WHAT TO PRODUCE: Retype the whole listing, please, keeping every line exact and dropping the pictures.

⟨

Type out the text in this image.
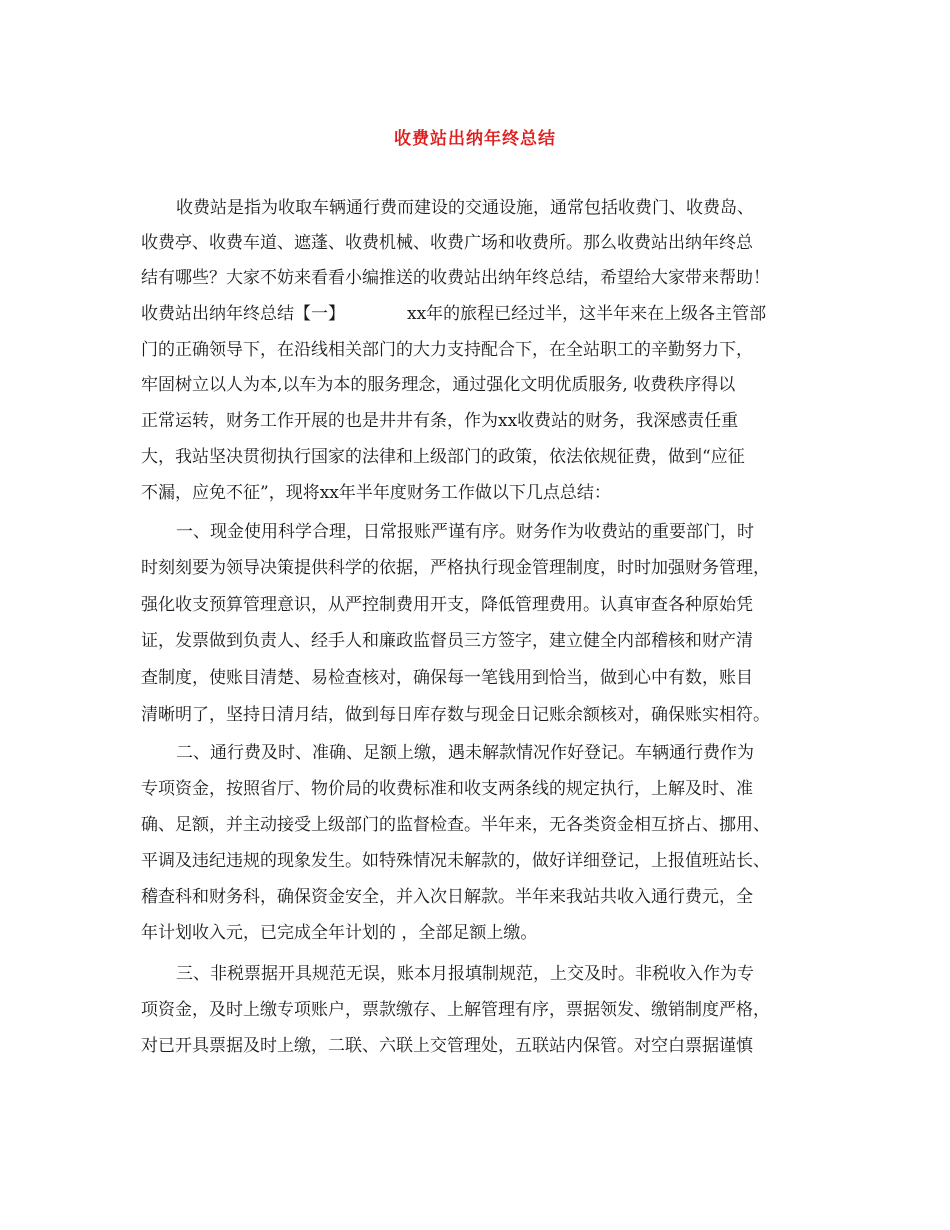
收费站出纳年终总结
收费站是指为收取车辆通行费而建设的交通设施，通常包括收费门、收费岛、
收费亭、收费车道、遮蓬、收费机械、收费广场和收费所。那么收费站出纳年终总
结有哪些？大家不妨来看看小编推送的收费站出纳年终总结，希望给大家带来帮助！
收费站出纳年终总结【一】	xx年的旅程已经过半，这半年来在上级各主管部
门的正确领导下，在沿线相关部门的大力支持配合下，在全站职工的辛勤努力下，
牢固树立以人为本,以车为本的服务理念，通过强化文明优质服务, 收费秩序得以
正常运转，财务工作开展的也是井井有条，作为xx收费站的财务，我深感责任重
大，我站坚决贯彻执行国家的法律和上级部门的政策，依法依规征费，做到“应征
不漏，应免不征”，现将xx年半年度财务工作做以下几点总结：
一、现金使用科学合理，日常报账严谨有序。财务作为收费站的重要部门，时
时刻刻要为领导决策提供科学的依据，严格执行现金管理制度，时时加强财务管理，
强化收支预算管理意识，从严控制费用开支，降低管理费用。认真审查各种原始凭
证，发票做到负责人、经手人和廉政监督员三方签字，建立健全内部稽核和财产清
查制度，使账目清楚、易检查核对，确保每一笔钱用到恰当，做到心中有数，账目
清晰明了，坚持日清月结，做到每日库存数与现金日记账余额核对，确保账实相符。
二、通行费及时、准确、足额上缴，遇未解款情况作好登记。车辆通行费作为
专项资金，按照省厅、物价局的收费标准和收支两条线的规定执行，上解及时、准
确、足额，并主动接受上级部门的监督检查。半年来，无各类资金相互挤占、挪用、
平调及违纪违规的现象发生。如特殊情况未解款的，做好详细登记，上报值班站长、
稽查科和财务科，确保资金安全，并入次日解款。半年来我站共收入通行费元，全
年计划收入元，已完成全年计划的 ，全部足额上缴。
三、非税票据开具规范无误，账本月报填制规范，上交及时。非税收入作为专
项资金，及时上缴专项账户，票款缴存、上解管理有序，票据领发、缴销制度严格，
对已开具票据及时上缴，二联、六联上交管理处，五联站内保管。对空白票据谨慎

⟩

ANSWER TO THE EXERCISE:
Type out the text in this image.
收费站出纳年终总结
收费站是指为收取车辆通行费而建设的交通设施，通常包括收费门、收费岛、
收费亭、收费车道、遮蓬、收费机械、收费广场和收费所。那么收费站出纳年终总
结有哪些？大家不妨来看看小编推送的收费站出纳年终总结，希望给大家带来帮助！
收费站出纳年终总结【一】	xx年的旅程已经过半，这半年来在上级各主管部
门的正确领导下，在沿线相关部门的大力支持配合下，在全站职工的辛勤努力下，
牢固树立以人为本,以车为本的服务理念，通过强化文明优质服务, 收费秩序得以
正常运转，财务工作开展的也是井井有条，作为xx收费站的财务，我深感责任重
大，我站坚决贯彻执行国家的法律和上级部门的政策，依法依规征费，做到“应征
不漏，应免不征”，现将xx年半年度财务工作做以下几点总结：
一、现金使用科学合理，日常报账严谨有序。财务作为收费站的重要部门，时
时刻刻要为领导决策提供科学的依据，严格执行现金管理制度，时时加强财务管理，
强化收支预算管理意识，从严控制费用开支，降低管理费用。认真审查各种原始凭
证，发票做到负责人、经手人和廉政监督员三方签字，建立健全内部稽核和财产清
查制度，使账目清楚、易检查核对，确保每一笔钱用到恰当，做到心中有数，账目
清晰明了，坚持日清月结，做到每日库存数与现金日记账余额核对，确保账实相符。
二、通行费及时、准确、足额上缴，遇未解款情况作好登记。车辆通行费作为
专项资金，按照省厅、物价局的收费标准和收支两条线的规定执行，上解及时、准
确、足额，并主动接受上级部门的监督检查。半年来，无各类资金相互挤占、挪用、
平调及违纪违规的现象发生。如特殊情况未解款的，做好详细登记，上报值班站长、
稽查科和财务科，确保资金安全，并入次日解款。半年来我站共收入通行费元，全
年计划收入元，已完成全年计划的 ，全部足额上缴。
三、非税票据开具规范无误，账本月报填制规范，上交及时。非税收入作为专
项资金，及时上缴专项账户，票款缴存、上解管理有序，票据领发、缴销制度严格，
对已开具票据及时上缴，二联、六联上交管理处，五联站内保管。对空白票据谨慎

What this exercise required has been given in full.